= What you are asked to do =
Please count the rows that contain the string "unrecovered" and give only that number.

— Start Records —

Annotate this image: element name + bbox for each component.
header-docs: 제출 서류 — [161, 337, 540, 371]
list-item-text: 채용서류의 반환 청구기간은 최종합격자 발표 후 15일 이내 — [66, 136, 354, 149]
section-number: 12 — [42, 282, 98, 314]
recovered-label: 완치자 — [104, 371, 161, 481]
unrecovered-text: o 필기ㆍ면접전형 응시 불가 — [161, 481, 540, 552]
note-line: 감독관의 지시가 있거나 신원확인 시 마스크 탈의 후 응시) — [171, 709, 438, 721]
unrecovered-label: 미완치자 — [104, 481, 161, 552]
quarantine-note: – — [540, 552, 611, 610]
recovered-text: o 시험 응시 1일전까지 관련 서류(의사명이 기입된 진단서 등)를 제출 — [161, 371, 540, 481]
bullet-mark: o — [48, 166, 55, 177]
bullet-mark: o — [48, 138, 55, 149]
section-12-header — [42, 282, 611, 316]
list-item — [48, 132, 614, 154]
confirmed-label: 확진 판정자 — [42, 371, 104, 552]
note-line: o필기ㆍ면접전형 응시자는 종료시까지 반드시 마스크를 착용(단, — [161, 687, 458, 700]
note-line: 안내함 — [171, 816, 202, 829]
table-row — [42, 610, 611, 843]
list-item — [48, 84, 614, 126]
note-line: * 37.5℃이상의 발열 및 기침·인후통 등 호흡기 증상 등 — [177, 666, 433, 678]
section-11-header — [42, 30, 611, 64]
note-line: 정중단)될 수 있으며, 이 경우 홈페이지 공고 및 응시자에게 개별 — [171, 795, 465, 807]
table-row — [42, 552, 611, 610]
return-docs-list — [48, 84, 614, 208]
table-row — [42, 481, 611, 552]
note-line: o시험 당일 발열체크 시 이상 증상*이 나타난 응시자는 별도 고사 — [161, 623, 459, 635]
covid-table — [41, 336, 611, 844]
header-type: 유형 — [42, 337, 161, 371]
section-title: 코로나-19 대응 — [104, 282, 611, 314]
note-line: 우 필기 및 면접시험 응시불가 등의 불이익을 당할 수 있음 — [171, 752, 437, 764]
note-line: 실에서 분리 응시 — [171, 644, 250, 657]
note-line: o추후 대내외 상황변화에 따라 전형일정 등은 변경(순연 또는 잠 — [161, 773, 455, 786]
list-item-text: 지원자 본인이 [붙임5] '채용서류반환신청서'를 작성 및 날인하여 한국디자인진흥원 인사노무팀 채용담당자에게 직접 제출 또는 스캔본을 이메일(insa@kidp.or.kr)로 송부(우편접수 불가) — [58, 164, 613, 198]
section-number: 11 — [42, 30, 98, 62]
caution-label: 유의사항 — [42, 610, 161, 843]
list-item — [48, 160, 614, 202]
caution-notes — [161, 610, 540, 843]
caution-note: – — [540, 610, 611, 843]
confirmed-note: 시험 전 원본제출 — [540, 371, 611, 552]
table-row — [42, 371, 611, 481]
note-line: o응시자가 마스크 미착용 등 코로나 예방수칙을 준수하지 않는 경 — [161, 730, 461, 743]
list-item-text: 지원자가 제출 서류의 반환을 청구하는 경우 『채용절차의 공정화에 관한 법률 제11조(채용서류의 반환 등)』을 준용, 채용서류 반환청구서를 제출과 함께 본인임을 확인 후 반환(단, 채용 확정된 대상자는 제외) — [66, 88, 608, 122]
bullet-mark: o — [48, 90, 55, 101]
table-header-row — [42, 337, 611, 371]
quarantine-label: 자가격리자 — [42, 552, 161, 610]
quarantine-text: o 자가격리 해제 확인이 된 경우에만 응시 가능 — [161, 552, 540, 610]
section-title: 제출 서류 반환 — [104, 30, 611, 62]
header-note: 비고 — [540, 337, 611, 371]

— End Records —

= Task result =
2